**Work to complete**
Repeat every record below exactly, leaving out the pictures.

#### Source data ####

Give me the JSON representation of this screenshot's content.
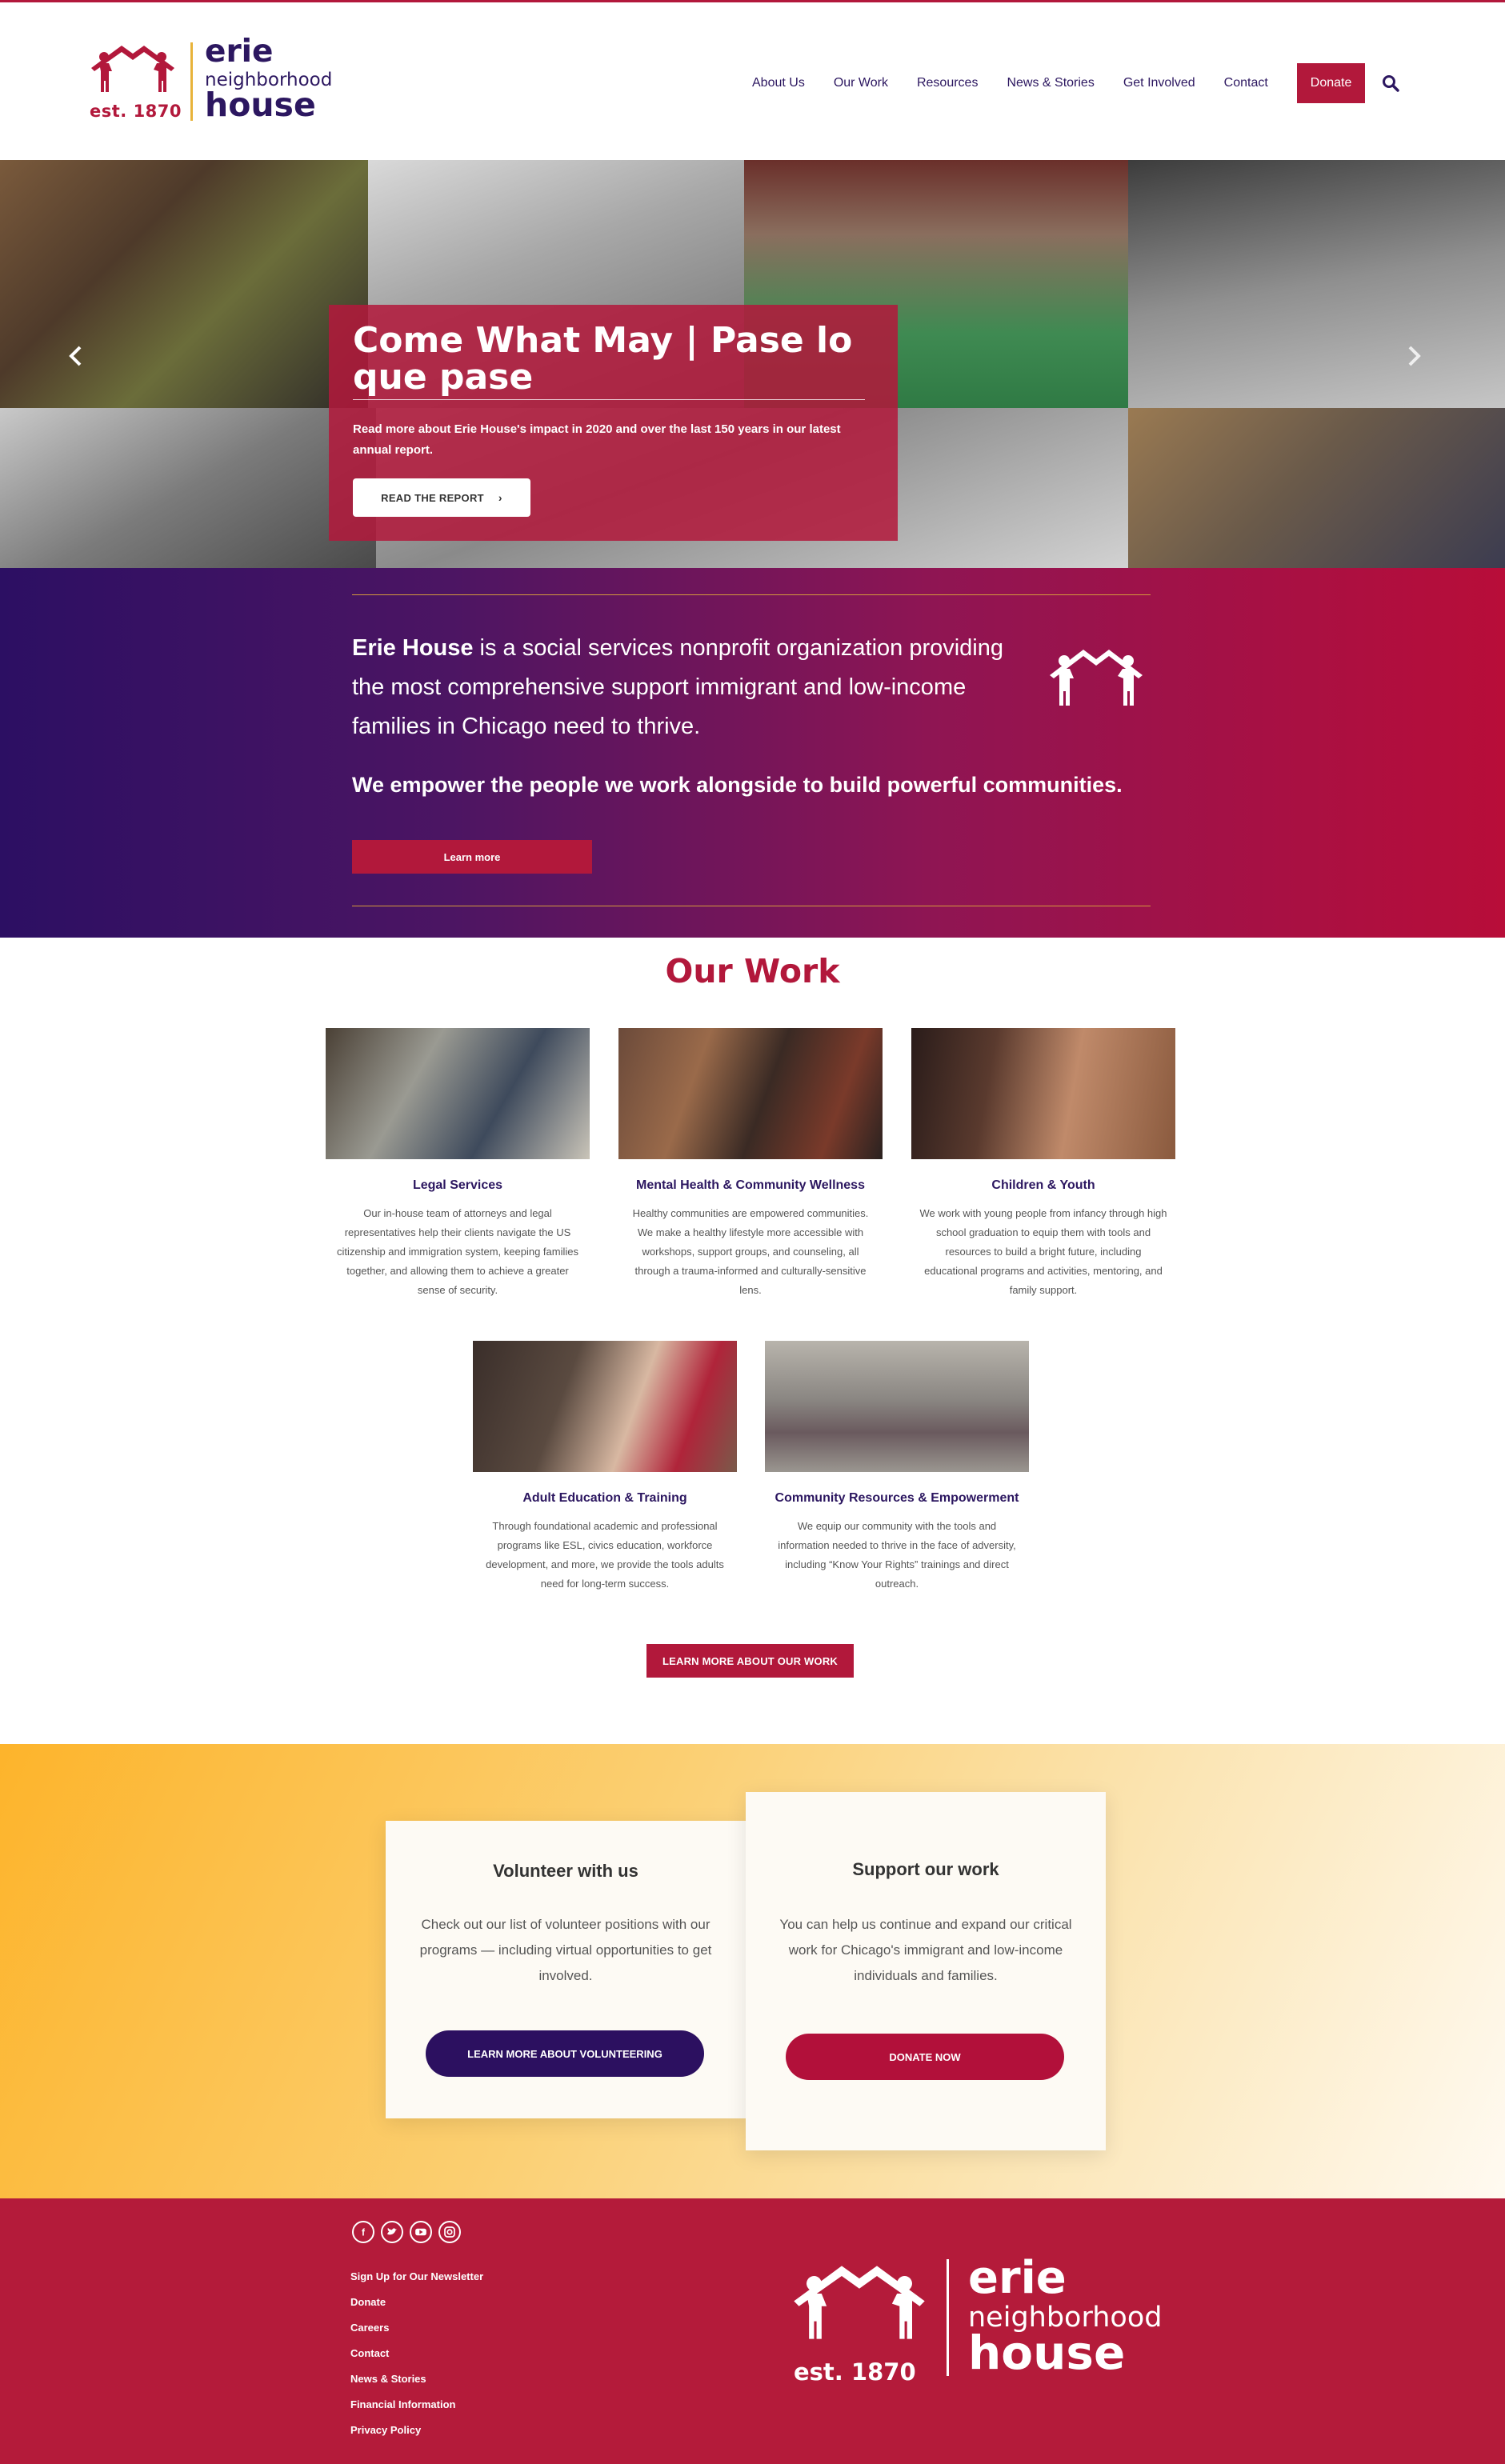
{
  "brand": {
    "name_line1": "erie",
    "name_line2": "neighborhood",
    "name_line3": "house",
    "est": "est. 1870",
    "colors": {
      "primary": "#b2183b",
      "navy": "#2c1760",
      "gold": "#e8b33a"
    }
  },
  "nav": {
    "items": [
      "About Us",
      "Our Work",
      "Resources",
      "News & Stories",
      "Get Involved",
      "Contact"
    ],
    "donate_label": "Donate",
    "search_icon": "search-icon"
  },
  "hero": {
    "title": "Come What May | Pase lo que pase",
    "subtitle": "Read more about Erie House's impact in 2020 and over the last 150 years in our latest annual report.",
    "button_label": "READ THE REPORT",
    "prev_icon": "chevron-left-icon",
    "next_icon": "chevron-right-icon"
  },
  "mission": {
    "org_name": "Erie House",
    "statement": " is a social services nonprofit organization providing the most comprehensive support immigrant and low-income families in Chicago need to thrive.",
    "tagline": "We empower the people we work alongside to build powerful communities.",
    "button_label": "Learn more"
  },
  "our_work": {
    "title": "Our Work",
    "programs": [
      {
        "title": "Legal Services",
        "text": "Our in-house team of attorneys and legal representatives help their clients navigate the US citizenship and immigration system, keeping families together, and allowing them to achieve a greater sense of security."
      },
      {
        "title": "Mental Health & Community Wellness",
        "text": "Healthy communities are empowered communities. We make a healthy lifestyle more accessible with workshops, support groups, and counseling, all through a trauma-informed and culturally-sensitive lens."
      },
      {
        "title": "Children & Youth",
        "text": "We work with young people from infancy through high school graduation to equip them with tools and resources to build a bright future, including educational programs and activities, mentoring, and family support."
      },
      {
        "title": "Adult Education & Training",
        "text": "Through foundational academic and professional programs like ESL, civics education, workforce development, and more, we provide the tools adults need for long-term success."
      },
      {
        "title": "Community Resources & Empowerment",
        "text": "We equip our community with the tools and information needed to thrive in the face of adversity, including “Know Your Rights” trainings and direct outreach."
      }
    ],
    "button_label": "LEARN MORE ABOUT OUR WORK"
  },
  "cta": {
    "volunteer": {
      "title": "Volunteer with us",
      "text": "Check out our list of volunteer positions with our programs — including virtual opportunities to get involved.",
      "button_label": "LEARN MORE ABOUT VOLUNTEERING"
    },
    "support": {
      "title": "Support our work",
      "text": "You can help us continue and expand our critical work for Chicago's immigrant and low-income individuals and families.",
      "button_label": "DONATE NOW"
    }
  },
  "footer": {
    "social_icons": [
      "facebook-icon",
      "twitter-icon",
      "youtube-icon",
      "instagram-icon"
    ],
    "links": [
      "Sign Up for Our Newsletter",
      "Donate",
      "Careers",
      "Contact",
      "News & Stories",
      "Financial Information",
      "Privacy Policy"
    ]
  }
}
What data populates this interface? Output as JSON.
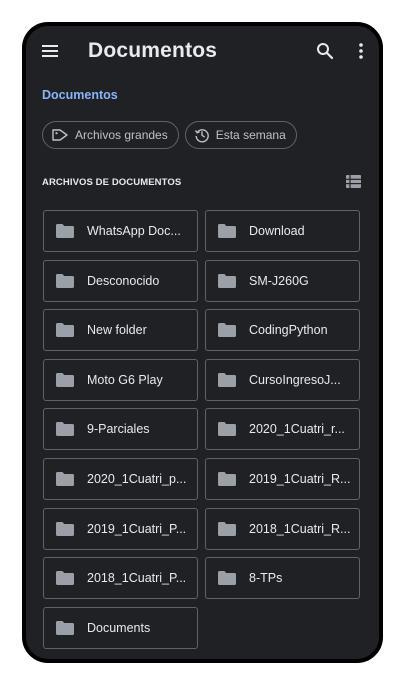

####

**Task answer**
Give me the JSON representation of this screenshot's content.
{
  "brand": {
    "name_line1": "erie",
    "name_line2": "neighborhood",
    "name_line3": "house",
    "est": "est. 1870",
    "colors": {
      "primary": "#b2183b",
      "navy": "#2c1760",
      "gold": "#e8b33a"
    }
  },
  "nav": {
    "items": [
      "About Us",
      "Our Work",
      "Resources",
      "News & Stories",
      "Get Involved",
      "Contact"
    ],
    "donate_label": "Donate",
    "search_icon": "search-icon"
  },
  "hero": {
    "title": "Come What May | Pase lo que pase",
    "subtitle": "Read more about Erie House's impact in 2020 and over the last 150 years in our latest annual report.",
    "button_label": "READ THE REPORT",
    "prev_icon": "chevron-left-icon",
    "next_icon": "chevron-right-icon"
  },
  "mission": {
    "org_name": "Erie House",
    "statement": " is a social services nonprofit organization providing the most comprehensive support immigrant and low-income families in Chicago need to thrive.",
    "tagline": "We empower the people we work alongside to build powerful communities.",
    "button_label": "Learn more"
  },
  "our_work": {
    "title": "Our Work",
    "programs": [
      {
        "title": "Legal Services",
        "text": "Our in-house team of attorneys and legal representatives help their clients navigate the US citizenship and immigration system, keeping families together, and allowing them to achieve a greater sense of security."
      },
      {
        "title": "Mental Health & Community Wellness",
        "text": "Healthy communities are empowered communities. We make a healthy lifestyle more accessible with workshops, support groups, and counseling, all through a trauma-informed and culturally-sensitive lens."
      },
      {
        "title": "Children & Youth",
        "text": "We work with young people from infancy through high school graduation to equip them with tools and resources to build a bright future, including educational programs and activities, mentoring, and family support."
      },
      {
        "title": "Adult Education & Training",
        "text": "Through foundational academic and professional programs like ESL, civics education, workforce development, and more, we provide the tools adults need for long-term success."
      },
      {
        "title": "Community Resources & Empowerment",
        "text": "We equip our community with the tools and information needed to thrive in the face of adversity, including “Know Your Rights” trainings and direct outreach."
      }
    ],
    "button_label": "LEARN MORE ABOUT OUR WORK"
  },
  "cta": {
    "volunteer": {
      "title": "Volunteer with us",
      "text": "Check out our list of volunteer positions with our programs — including virtual opportunities to get involved.",
      "button_label": "LEARN MORE ABOUT VOLUNTEERING"
    },
    "support": {
      "title": "Support our work",
      "text": "You can help us continue and expand our critical work for Chicago's immigrant and low-income individuals and families.",
      "button_label": "DONATE NOW"
    }
  },
  "footer": {
    "social_icons": [
      "facebook-icon",
      "twitter-icon",
      "youtube-icon",
      "instagram-icon"
    ],
    "links": [
      "Sign Up for Our Newsletter",
      "Donate",
      "Careers",
      "Contact",
      "News & Stories",
      "Financial Information",
      "Privacy Policy"
    ]
  }
}
What data populates this interface? Output as JSON.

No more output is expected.